__Requirement__. Give back the entire listing verbatim.

__Raw records__.
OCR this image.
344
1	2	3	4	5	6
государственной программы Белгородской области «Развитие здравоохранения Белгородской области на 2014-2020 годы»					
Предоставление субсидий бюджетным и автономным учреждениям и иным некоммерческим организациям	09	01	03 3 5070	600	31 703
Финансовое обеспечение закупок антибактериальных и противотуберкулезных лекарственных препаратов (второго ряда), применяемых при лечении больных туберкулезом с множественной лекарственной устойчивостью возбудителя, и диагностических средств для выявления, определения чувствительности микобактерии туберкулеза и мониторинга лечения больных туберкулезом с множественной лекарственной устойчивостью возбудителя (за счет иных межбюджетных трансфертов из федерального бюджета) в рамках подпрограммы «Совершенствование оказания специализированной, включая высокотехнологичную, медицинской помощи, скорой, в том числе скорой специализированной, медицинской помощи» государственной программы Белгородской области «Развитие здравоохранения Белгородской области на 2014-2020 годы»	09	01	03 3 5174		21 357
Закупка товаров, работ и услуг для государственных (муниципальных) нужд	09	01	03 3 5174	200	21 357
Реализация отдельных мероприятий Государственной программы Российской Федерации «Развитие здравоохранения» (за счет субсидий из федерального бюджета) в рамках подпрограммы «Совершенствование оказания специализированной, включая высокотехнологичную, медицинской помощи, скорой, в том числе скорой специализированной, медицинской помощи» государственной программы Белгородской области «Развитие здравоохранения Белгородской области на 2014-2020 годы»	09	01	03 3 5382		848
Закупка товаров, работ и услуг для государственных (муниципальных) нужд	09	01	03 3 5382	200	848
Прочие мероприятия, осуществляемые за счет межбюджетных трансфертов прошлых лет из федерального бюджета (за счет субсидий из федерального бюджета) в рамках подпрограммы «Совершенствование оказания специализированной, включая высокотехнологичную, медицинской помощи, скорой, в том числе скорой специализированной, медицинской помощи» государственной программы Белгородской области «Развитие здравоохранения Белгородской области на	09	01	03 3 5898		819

__Solution to the problem__.
OCR this image.
344
1	2	3	4	5	6
государственной программы Белгородской области «Развитие здравоохранения Белгородской области на 2014-2020 годы»					
Предоставление субсидий бюджетным и автономным учреждениям и иным некоммерческим организациям	09	01	03 3 5070	600	31 703
Финансовое обеспечение закупок антибактериальных и противотуберкулезных лекарственных препаратов (второго ряда), применяемых при лечении больных туберкулезом с множественной лекарственной устойчивостью возбудителя, и диагностических средств для выявления, определения чувствительности микобактерии туберкулеза и мониторинга лечения больных туберкулезом с множественной лекарственной устойчивостью возбудителя (за счет иных межбюджетных трансфертов из федерального бюджета) в рамках подпрограммы «Совершенствование оказания специализированной, включая высокотехнологичную, медицинской помощи, скорой, в том числе скорой специализированной, медицинской помощи» государственной программы Белгородской области «Развитие здравоохранения Белгородской области на 2014-2020 годы»	09	01	03 3 5174		21 357
Закупка товаров, работ и услуг для государственных (муниципальных) нужд	09	01	03 3 5174	200	21 357
Реализация отдельных мероприятий Государственной программы Российской Федерации «Развитие здравоохранения» (за счет субсидий из федерального бюджета) в рамках подпрограммы «Совершенствование оказания специализированной, включая высокотехнологичную, медицинской помощи, скорой, в том числе скорой специализированной, медицинской помощи» государственной программы Белгородской области «Развитие здравоохранения Белгородской области на 2014-2020 годы»	09	01	03 3 5382		848
Закупка товаров, работ и услуг для государственных (муниципальных) нужд	09	01	03 3 5382	200	848
Прочие мероприятия, осуществляемые за счет межбюджетных трансфертов прошлых лет из федерального бюджета (за счет субсидий из федерального бюджета) в рамках подпрограммы «Совершенствование оказания специализированной, включая высокотехнологичную, медицинской помощи, скорой, в том числе скорой специализированной, медицинской помощи» государственной программы Белгородской области «Развитие здравоохранения Белгородской области на	09	01	03 3 5898		819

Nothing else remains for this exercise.